◆ EXERCISE ◆
Extract every line of the material that holds the string "Retention".

◆ DATA RECORDS ◆
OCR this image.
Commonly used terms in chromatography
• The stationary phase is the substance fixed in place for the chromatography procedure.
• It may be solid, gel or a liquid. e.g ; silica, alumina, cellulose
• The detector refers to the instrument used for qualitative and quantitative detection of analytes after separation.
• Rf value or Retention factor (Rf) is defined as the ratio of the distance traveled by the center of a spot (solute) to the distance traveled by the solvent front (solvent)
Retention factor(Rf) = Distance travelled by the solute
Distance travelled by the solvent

◆ OUTPUT FOR THIS EXERCISE ◆
• Rf value or Retention factor (Rf) is defined as the ratio of the distance traveled by the center of a spot (solute) to the distance traveled by the solvent front (solvent)
Retention factor(Rf) = Distance travelled by the solute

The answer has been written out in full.